(begin)

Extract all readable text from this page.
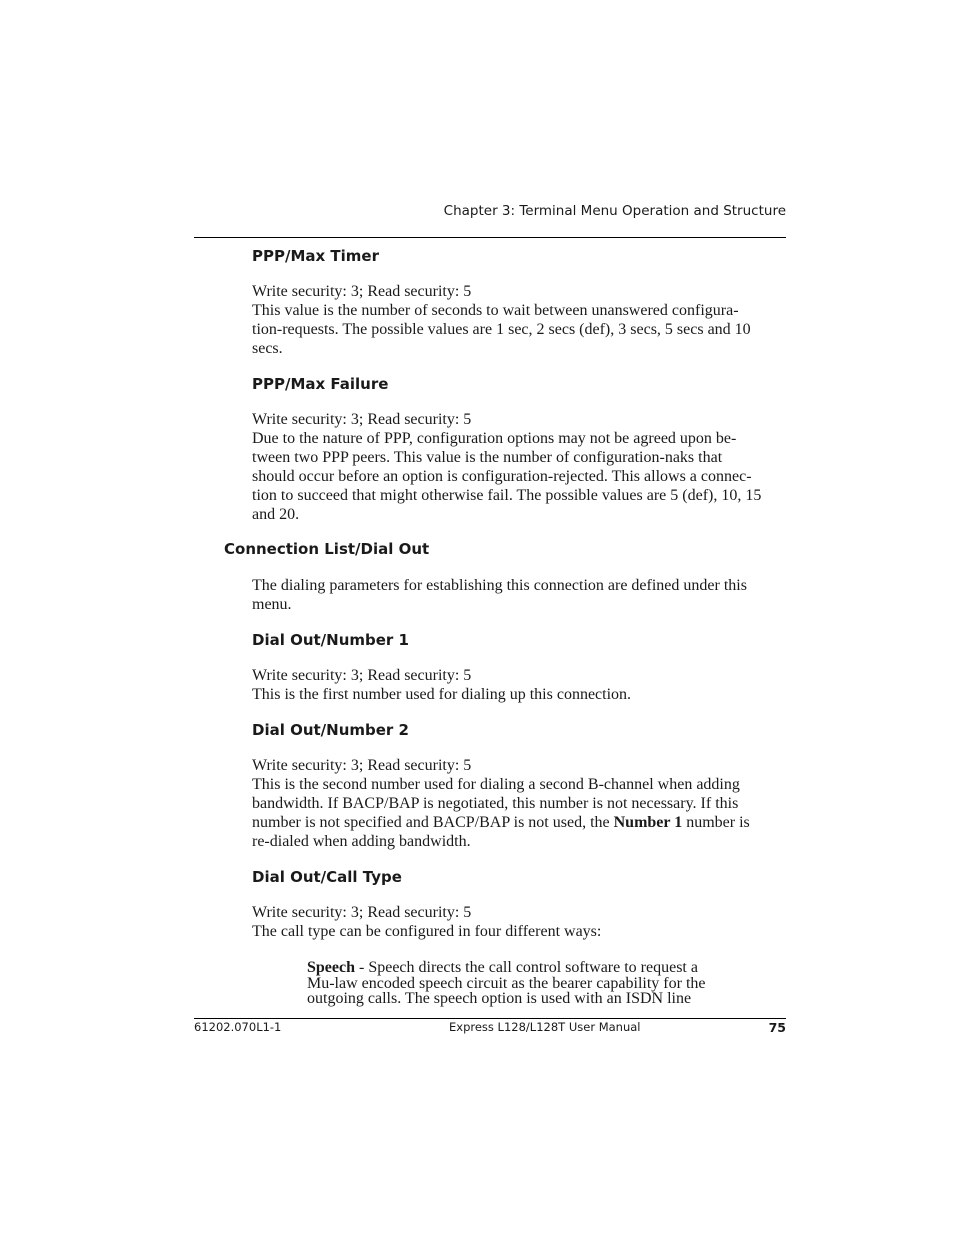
Chapter 3: Terminal Menu Operation and Structure
PPP/Max Timer
Write security: 3; Read security: 5
This value is the number of seconds to wait between unanswered configura-
tion-requests. The possible values are 1 sec, 2 secs (def), 3 secs, 5 secs and 10
secs.
PPP/Max Failure
Write security: 3; Read security: 5
Due to the nature of PPP, configuration options may not be agreed upon be-
tween two PPP peers. This value is the number of configuration-naks that
should occur before an option is configuration-rejected. This allows a connec-
tion to succeed that might otherwise fail. The possible values are 5 (def), 10, 15
and 20.
Connection List/Dial Out
The dialing parameters for establishing this connection are defined under this
menu.
Dial Out/Number 1
Write security: 3; Read security: 5
This is the first number used for dialing up this connection.
Dial Out/Number 2
Write security: 3; Read security: 5
This is the second number used for dialing a second B-channel when adding
bandwidth. If BACP/BAP is negotiated, this number is not necessary. If this
number is not specified and BACP/BAP is not used, the Number 1 number is
re-dialed when adding bandwidth.
Dial Out/Call Type
Write security: 3; Read security: 5
The call type can be configured in four different ways:
Speech - Speech directs the call control software to request a
Mu-law encoded speech circuit as the bearer capability for the
outgoing calls. The speech option is used with an ISDN line
61202.070L1-1	Express L128/L128T User Manual	75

(end)

EXERCISE DIRECTIONS
Repeat the entries exactly and keep the pictures out of the copy.

EXERCISE RESULT
Extract all readable text from this page.
Chapter 3: Terminal Menu Operation and Structure
PPP/Max Timer
Write security: 3; Read security: 5
This value is the number of seconds to wait between unanswered configura-
tion-requests. The possible values are 1 sec, 2 secs (def), 3 secs, 5 secs and 10
secs.
PPP/Max Failure
Write security: 3; Read security: 5
Due to the nature of PPP, configuration options may not be agreed upon be-
tween two PPP peers. This value is the number of configuration-naks that
should occur before an option is configuration-rejected. This allows a connec-
tion to succeed that might otherwise fail. The possible values are 5 (def), 10, 15
and 20.
Connection List/Dial Out
The dialing parameters for establishing this connection are defined under this
menu.
Dial Out/Number 1
Write security: 3; Read security: 5
This is the first number used for dialing up this connection.
Dial Out/Number 2
Write security: 3; Read security: 5
This is the second number used for dialing a second B-channel when adding
bandwidth. If BACP/BAP is negotiated, this number is not necessary. If this
number is not specified and BACP/BAP is not used, the Number 1 number is
re-dialed when adding bandwidth.
Dial Out/Call Type
Write security: 3; Read security: 5
The call type can be configured in four different ways:
Speech - Speech directs the call control software to request a
Mu-law encoded speech circuit as the bearer capability for the
outgoing calls. The speech option is used with an ISDN line
61202.070L1-1	Express L128/L128T User Manual	75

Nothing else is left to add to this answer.